>> start
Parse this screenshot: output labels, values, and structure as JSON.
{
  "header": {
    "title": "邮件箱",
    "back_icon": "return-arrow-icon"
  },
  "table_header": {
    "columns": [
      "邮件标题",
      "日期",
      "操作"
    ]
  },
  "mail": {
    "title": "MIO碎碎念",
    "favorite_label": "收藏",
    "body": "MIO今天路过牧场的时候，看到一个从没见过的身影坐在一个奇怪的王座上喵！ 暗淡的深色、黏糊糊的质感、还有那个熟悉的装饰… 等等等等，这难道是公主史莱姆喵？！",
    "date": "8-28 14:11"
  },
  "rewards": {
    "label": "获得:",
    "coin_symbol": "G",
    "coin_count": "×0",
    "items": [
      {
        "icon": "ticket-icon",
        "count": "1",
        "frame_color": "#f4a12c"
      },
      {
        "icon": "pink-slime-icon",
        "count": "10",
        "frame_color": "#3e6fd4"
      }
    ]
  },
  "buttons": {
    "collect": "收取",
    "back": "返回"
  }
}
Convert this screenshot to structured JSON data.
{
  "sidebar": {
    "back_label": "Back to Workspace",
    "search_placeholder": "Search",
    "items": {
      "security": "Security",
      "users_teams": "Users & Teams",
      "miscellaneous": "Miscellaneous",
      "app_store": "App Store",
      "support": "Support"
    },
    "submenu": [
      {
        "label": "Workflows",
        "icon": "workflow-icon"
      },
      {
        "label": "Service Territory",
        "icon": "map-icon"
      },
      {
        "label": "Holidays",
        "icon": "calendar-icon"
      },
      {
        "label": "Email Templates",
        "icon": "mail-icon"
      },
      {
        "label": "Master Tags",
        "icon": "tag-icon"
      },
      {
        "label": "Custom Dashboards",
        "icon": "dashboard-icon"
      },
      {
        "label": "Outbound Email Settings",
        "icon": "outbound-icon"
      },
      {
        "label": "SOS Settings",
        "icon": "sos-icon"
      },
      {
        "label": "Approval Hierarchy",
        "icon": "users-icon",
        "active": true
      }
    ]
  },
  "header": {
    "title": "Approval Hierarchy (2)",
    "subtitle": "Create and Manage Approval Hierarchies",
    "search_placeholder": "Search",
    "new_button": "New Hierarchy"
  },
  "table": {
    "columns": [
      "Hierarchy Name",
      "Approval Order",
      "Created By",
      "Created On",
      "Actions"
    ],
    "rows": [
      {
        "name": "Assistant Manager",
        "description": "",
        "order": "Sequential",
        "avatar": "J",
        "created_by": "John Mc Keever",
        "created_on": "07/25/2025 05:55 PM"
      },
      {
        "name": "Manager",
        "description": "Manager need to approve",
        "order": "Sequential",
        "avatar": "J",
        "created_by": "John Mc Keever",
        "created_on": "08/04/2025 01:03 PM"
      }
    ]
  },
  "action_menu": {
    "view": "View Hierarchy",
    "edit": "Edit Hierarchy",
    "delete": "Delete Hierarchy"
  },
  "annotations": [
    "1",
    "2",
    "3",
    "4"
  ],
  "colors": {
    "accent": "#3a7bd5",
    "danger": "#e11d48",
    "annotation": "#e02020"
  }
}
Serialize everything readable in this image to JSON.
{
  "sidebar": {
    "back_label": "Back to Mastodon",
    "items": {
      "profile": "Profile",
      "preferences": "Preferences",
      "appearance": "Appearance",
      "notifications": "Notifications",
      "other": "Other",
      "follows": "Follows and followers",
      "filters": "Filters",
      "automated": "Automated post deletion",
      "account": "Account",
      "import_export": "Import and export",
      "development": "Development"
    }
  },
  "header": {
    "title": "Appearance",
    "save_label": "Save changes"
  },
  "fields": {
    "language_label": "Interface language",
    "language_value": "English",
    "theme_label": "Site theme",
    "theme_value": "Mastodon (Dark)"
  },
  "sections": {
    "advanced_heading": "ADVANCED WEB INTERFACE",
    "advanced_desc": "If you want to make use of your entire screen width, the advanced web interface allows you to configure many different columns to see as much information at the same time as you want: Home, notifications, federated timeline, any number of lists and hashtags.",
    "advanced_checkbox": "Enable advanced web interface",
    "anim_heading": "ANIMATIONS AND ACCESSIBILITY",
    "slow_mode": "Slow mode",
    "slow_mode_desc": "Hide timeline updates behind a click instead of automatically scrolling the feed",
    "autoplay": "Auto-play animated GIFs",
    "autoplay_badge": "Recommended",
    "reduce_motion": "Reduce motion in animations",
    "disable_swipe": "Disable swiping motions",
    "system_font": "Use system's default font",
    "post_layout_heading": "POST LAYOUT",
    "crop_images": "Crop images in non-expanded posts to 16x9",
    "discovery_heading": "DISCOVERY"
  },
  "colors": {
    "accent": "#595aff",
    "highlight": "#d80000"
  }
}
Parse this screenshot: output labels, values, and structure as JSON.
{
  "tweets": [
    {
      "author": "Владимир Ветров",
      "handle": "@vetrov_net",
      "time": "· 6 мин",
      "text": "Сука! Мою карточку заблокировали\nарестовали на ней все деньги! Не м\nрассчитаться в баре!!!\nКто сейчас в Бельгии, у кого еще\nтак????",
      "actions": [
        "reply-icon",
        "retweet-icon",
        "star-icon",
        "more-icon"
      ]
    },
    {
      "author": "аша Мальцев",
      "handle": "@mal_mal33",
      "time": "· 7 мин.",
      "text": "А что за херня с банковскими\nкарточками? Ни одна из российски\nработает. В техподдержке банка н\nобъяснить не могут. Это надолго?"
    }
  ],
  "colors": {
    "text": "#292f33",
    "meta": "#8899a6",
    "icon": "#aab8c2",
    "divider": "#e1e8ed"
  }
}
>> end
### Stated problem
Make an exact copy of every entry.

### Result of this exercise
Parse this screenshot: output labels, values, and structure as JSON.
{
  "header": {
    "title": "邮件箱",
    "back_icon": "return-arrow-icon"
  },
  "table_header": {
    "columns": [
      "邮件标题",
      "日期",
      "操作"
    ]
  },
  "mail": {
    "title": "MIO碎碎念",
    "favorite_label": "收藏",
    "body": "MIO今天路过牧场的时候，看到一个从没见过的身影坐在一个奇怪的王座上喵！ 暗淡的深色、黏糊糊的质感、还有那个熟悉的装饰… 等等等等，这难道是公主史莱姆喵？！",
    "date": "8-28 14:11"
  },
  "rewards": {
    "label": "获得:",
    "coin_symbol": "G",
    "coin_count": "×0",
    "items": [
      {
        "icon": "ticket-icon",
        "count": "1",
        "frame_color": "#f4a12c"
      },
      {
        "icon": "pink-slime-icon",
        "count": "10",
        "frame_color": "#3e6fd4"
      }
    ]
  },
  "buttons": {
    "collect": "收取",
    "back": "返回"
  }
}
Convert this screenshot to structured JSON data.
{
  "sidebar": {
    "back_label": "Back to Workspace",
    "search_placeholder": "Search",
    "items": {
      "security": "Security",
      "users_teams": "Users & Teams",
      "miscellaneous": "Miscellaneous",
      "app_store": "App Store",
      "support": "Support"
    },
    "submenu": [
      {
        "label": "Workflows",
        "icon": "workflow-icon"
      },
      {
        "label": "Service Territory",
        "icon": "map-icon"
      },
      {
        "label": "Holidays",
        "icon": "calendar-icon"
      },
      {
        "label": "Email Templates",
        "icon": "mail-icon"
      },
      {
        "label": "Master Tags",
        "icon": "tag-icon"
      },
      {
        "label": "Custom Dashboards",
        "icon": "dashboard-icon"
      },
      {
        "label": "Outbound Email Settings",
        "icon": "outbound-icon"
      },
      {
        "label": "SOS Settings",
        "icon": "sos-icon"
      },
      {
        "label": "Approval Hierarchy",
        "icon": "users-icon",
        "active": true
      }
    ]
  },
  "header": {
    "title": "Approval Hierarchy (2)",
    "subtitle": "Create and Manage Approval Hierarchies",
    "search_placeholder": "Search",
    "new_button": "New Hierarchy"
  },
  "table": {
    "columns": [
      "Hierarchy Name",
      "Approval Order",
      "Created By",
      "Created On",
      "Actions"
    ],
    "rows": [
      {
        "name": "Assistant Manager",
        "description": "",
        "order": "Sequential",
        "avatar": "J",
        "created_by": "John Mc Keever",
        "created_on": "07/25/2025 05:55 PM"
      },
      {
        "name": "Manager",
        "description": "Manager need to approve",
        "order": "Sequential",
        "avatar": "J",
        "created_by": "John Mc Keever",
        "created_on": "08/04/2025 01:03 PM"
      }
    ]
  },
  "action_menu": {
    "view": "View Hierarchy",
    "edit": "Edit Hierarchy",
    "delete": "Delete Hierarchy"
  },
  "annotations": [
    "1",
    "2",
    "3",
    "4"
  ],
  "colors": {
    "accent": "#3a7bd5",
    "danger": "#e11d48",
    "annotation": "#e02020"
  }
}
Serialize everything readable in this image to JSON.
{
  "sidebar": {
    "back_label": "Back to Mastodon",
    "items": {
      "profile": "Profile",
      "preferences": "Preferences",
      "appearance": "Appearance",
      "notifications": "Notifications",
      "other": "Other",
      "follows": "Follows and followers",
      "filters": "Filters",
      "automated": "Automated post deletion",
      "account": "Account",
      "import_export": "Import and export",
      "development": "Development"
    }
  },
  "header": {
    "title": "Appearance",
    "save_label": "Save changes"
  },
  "fields": {
    "language_label": "Interface language",
    "language_value": "English",
    "theme_label": "Site theme",
    "theme_value": "Mastodon (Dark)"
  },
  "sections": {
    "advanced_heading": "ADVANCED WEB INTERFACE",
    "advanced_desc": "If you want to make use of your entire screen width, the advanced web interface allows you to configure many different columns to see as much information at the same time as you want: Home, notifications, federated timeline, any number of lists and hashtags.",
    "advanced_checkbox": "Enable advanced web interface",
    "anim_heading": "ANIMATIONS AND ACCESSIBILITY",
    "slow_mode": "Slow mode",
    "slow_mode_desc": "Hide timeline updates behind a click instead of automatically scrolling the feed",
    "autoplay": "Auto-play animated GIFs",
    "autoplay_badge": "Recommended",
    "reduce_motion": "Reduce motion in animations",
    "disable_swipe": "Disable swiping motions",
    "system_font": "Use system's default font",
    "post_layout_heading": "POST LAYOUT",
    "crop_images": "Crop images in non-expanded posts to 16x9",
    "discovery_heading": "DISCOVERY"
  },
  "colors": {
    "accent": "#595aff",
    "highlight": "#d80000"
  }
}
Parse this screenshot: output labels, values, and structure as JSON.
{
  "tweets": [
    {
      "author": "Владимир Ветров",
      "handle": "@vetrov_net",
      "time": "· 6 мин",
      "text": "Сука! Мою карточку заблокировали\nарестовали на ней все деньги! Не м\nрассчитаться в баре!!!\nКто сейчас в Бельгии, у кого еще\nтак????",
      "actions": [
        "reply-icon",
        "retweet-icon",
        "star-icon",
        "more-icon"
      ]
    },
    {
      "author": "аша Мальцев",
      "handle": "@mal_mal33",
      "time": "· 7 мин.",
      "text": "А что за херня с банковскими\nкарточками? Ни одна из российски\nработает. В техподдержке банка н\nобъяснить не могут. Это надолго?"
    }
  ],
  "colors": {
    "text": "#292f33",
    "meta": "#8899a6",
    "icon": "#aab8c2",
    "divider": "#e1e8ed"
  }
}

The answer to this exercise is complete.